**REQUEST:** Each line below should be retyped exactly, with no pictures.

**DATA EXTRACT:**
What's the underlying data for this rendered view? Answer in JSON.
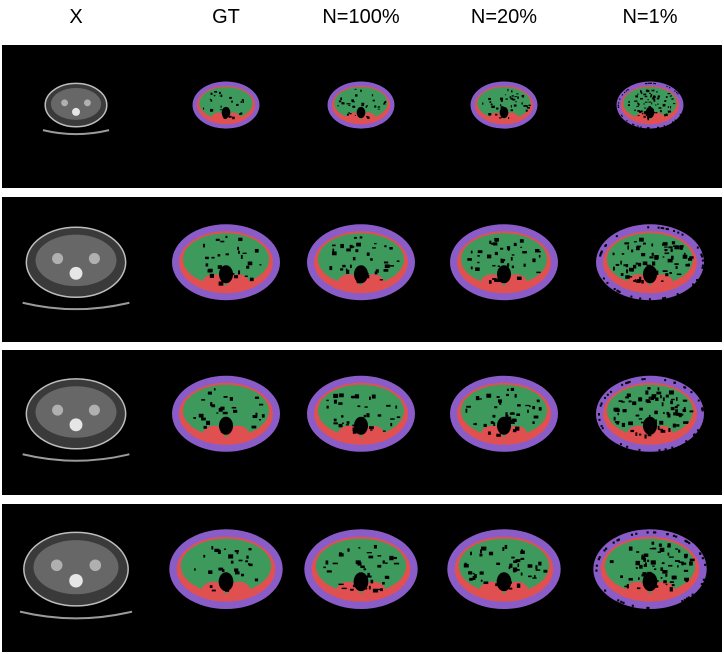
{
  "columns": [
    {
      "label": "X"
    },
    {
      "label": "GT"
    },
    {
      "label": "N=100%"
    },
    {
      "label": "N=20%"
    },
    {
      "label": "N=1%"
    }
  ],
  "rows": [
    {
      "panels": [
        "ct-scan",
        "segmentation-gt",
        "segmentation-n100",
        "segmentation-n20",
        "segmentation-n1"
      ]
    },
    {
      "panels": [
        "ct-scan",
        "segmentation-gt",
        "segmentation-n100",
        "segmentation-n20",
        "segmentation-n1"
      ]
    },
    {
      "panels": [
        "ct-scan",
        "segmentation-gt",
        "segmentation-n100",
        "segmentation-n20",
        "segmentation-n1"
      ]
    },
    {
      "panels": [
        "ct-scan",
        "segmentation-gt",
        "segmentation-n100",
        "segmentation-n20",
        "segmentation-n1"
      ]
    }
  ],
  "colors": {
    "background": "#000000",
    "subcutaneous_fat": "#8a5cc8",
    "muscle": "#e05050",
    "visceral": "#3e9a5c",
    "ct_tissue": "#8c8c8c",
    "ct_bone": "#e6e6e6"
  }
}
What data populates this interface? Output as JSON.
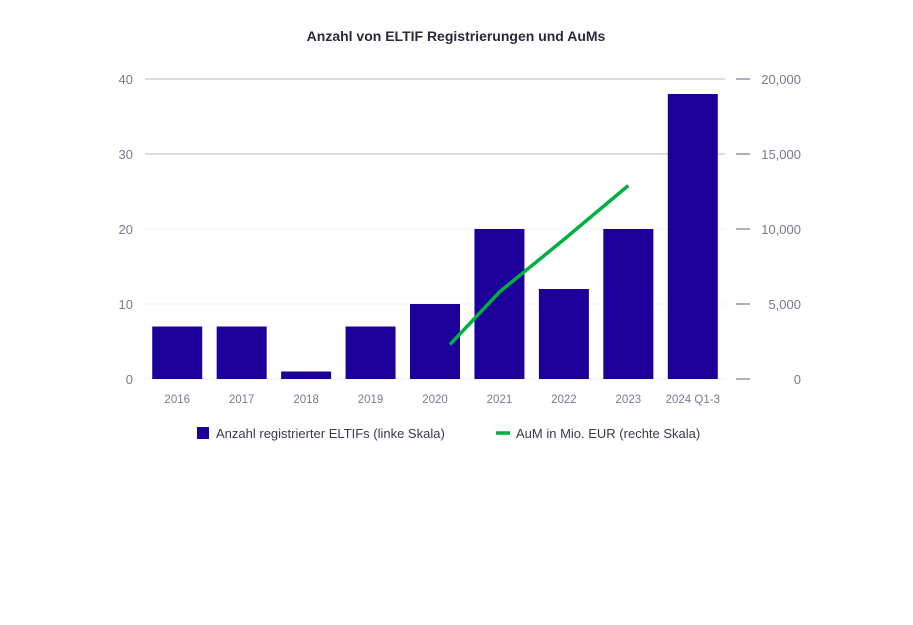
{
  "chart_data": {
    "type": "bar",
    "title": "Anzahl von ELTIF Registrierungen und AuMs",
    "categories": [
      "2016",
      "2017",
      "2018",
      "2019",
      "2020",
      "2021",
      "2022",
      "2023",
      "2024 Q1-3"
    ],
    "series": [
      {
        "name": "Anzahl registrierter ELTIFs (linke Skala)",
        "type": "bar",
        "axis": "left",
        "color": "#1c0099",
        "values": [
          7,
          7,
          1,
          7,
          10,
          20,
          12,
          20,
          38
        ]
      },
      {
        "name": "AuM in Mio. EUR (rechte Skala)",
        "type": "line",
        "axis": "right",
        "color": "#00b140",
        "values": [
          null,
          null,
          null,
          null,
          2300,
          5800,
          9300,
          12900,
          null
        ]
      }
    ],
    "y_left": {
      "range": [
        0,
        40
      ],
      "ticks": [
        "0",
        "10",
        "20",
        "30",
        "40"
      ]
    },
    "y_right": {
      "range": [
        0,
        20000
      ],
      "ticks": [
        "0",
        "5,000",
        "10,000",
        "15,000",
        "20,000"
      ]
    },
    "grid": true,
    "legend": "bottom"
  }
}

**WRITTEN SOLUTION:**
What's the underlying data for this rendered view? Answer in JSON.
{
  "columns": [
    {
      "label": "X"
    },
    {
      "label": "GT"
    },
    {
      "label": "N=100%"
    },
    {
      "label": "N=20%"
    },
    {
      "label": "N=1%"
    }
  ],
  "rows": [
    {
      "panels": [
        "ct-scan",
        "segmentation-gt",
        "segmentation-n100",
        "segmentation-n20",
        "segmentation-n1"
      ]
    },
    {
      "panels": [
        "ct-scan",
        "segmentation-gt",
        "segmentation-n100",
        "segmentation-n20",
        "segmentation-n1"
      ]
    },
    {
      "panels": [
        "ct-scan",
        "segmentation-gt",
        "segmentation-n100",
        "segmentation-n20",
        "segmentation-n1"
      ]
    },
    {
      "panels": [
        "ct-scan",
        "segmentation-gt",
        "segmentation-n100",
        "segmentation-n20",
        "segmentation-n1"
      ]
    }
  ],
  "colors": {
    "background": "#000000",
    "subcutaneous_fat": "#8a5cc8",
    "muscle": "#e05050",
    "visceral": "#3e9a5c",
    "ct_tissue": "#8c8c8c",
    "ct_bone": "#e6e6e6"
  }
}
What data populates this interface? Output as JSON.
{
  "chart_data": {
    "type": "bar",
    "title": "Anzahl von ELTIF Registrierungen und AuMs",
    "categories": [
      "2016",
      "2017",
      "2018",
      "2019",
      "2020",
      "2021",
      "2022",
      "2023",
      "2024 Q1-3"
    ],
    "series": [
      {
        "name": "Anzahl registrierter ELTIFs (linke Skala)",
        "type": "bar",
        "axis": "left",
        "color": "#1c0099",
        "values": [
          7,
          7,
          1,
          7,
          10,
          20,
          12,
          20,
          38
        ]
      },
      {
        "name": "AuM in Mio. EUR (rechte Skala)",
        "type": "line",
        "axis": "right",
        "color": "#00b140",
        "values": [
          null,
          null,
          null,
          null,
          2300,
          5800,
          9300,
          12900,
          null
        ]
      }
    ],
    "y_left": {
      "range": [
        0,
        40
      ],
      "ticks": [
        "0",
        "10",
        "20",
        "30",
        "40"
      ]
    },
    "y_right": {
      "range": [
        0,
        20000
      ],
      "ticks": [
        "0",
        "5,000",
        "10,000",
        "15,000",
        "20,000"
      ]
    },
    "grid": true,
    "legend": "bottom"
  }
}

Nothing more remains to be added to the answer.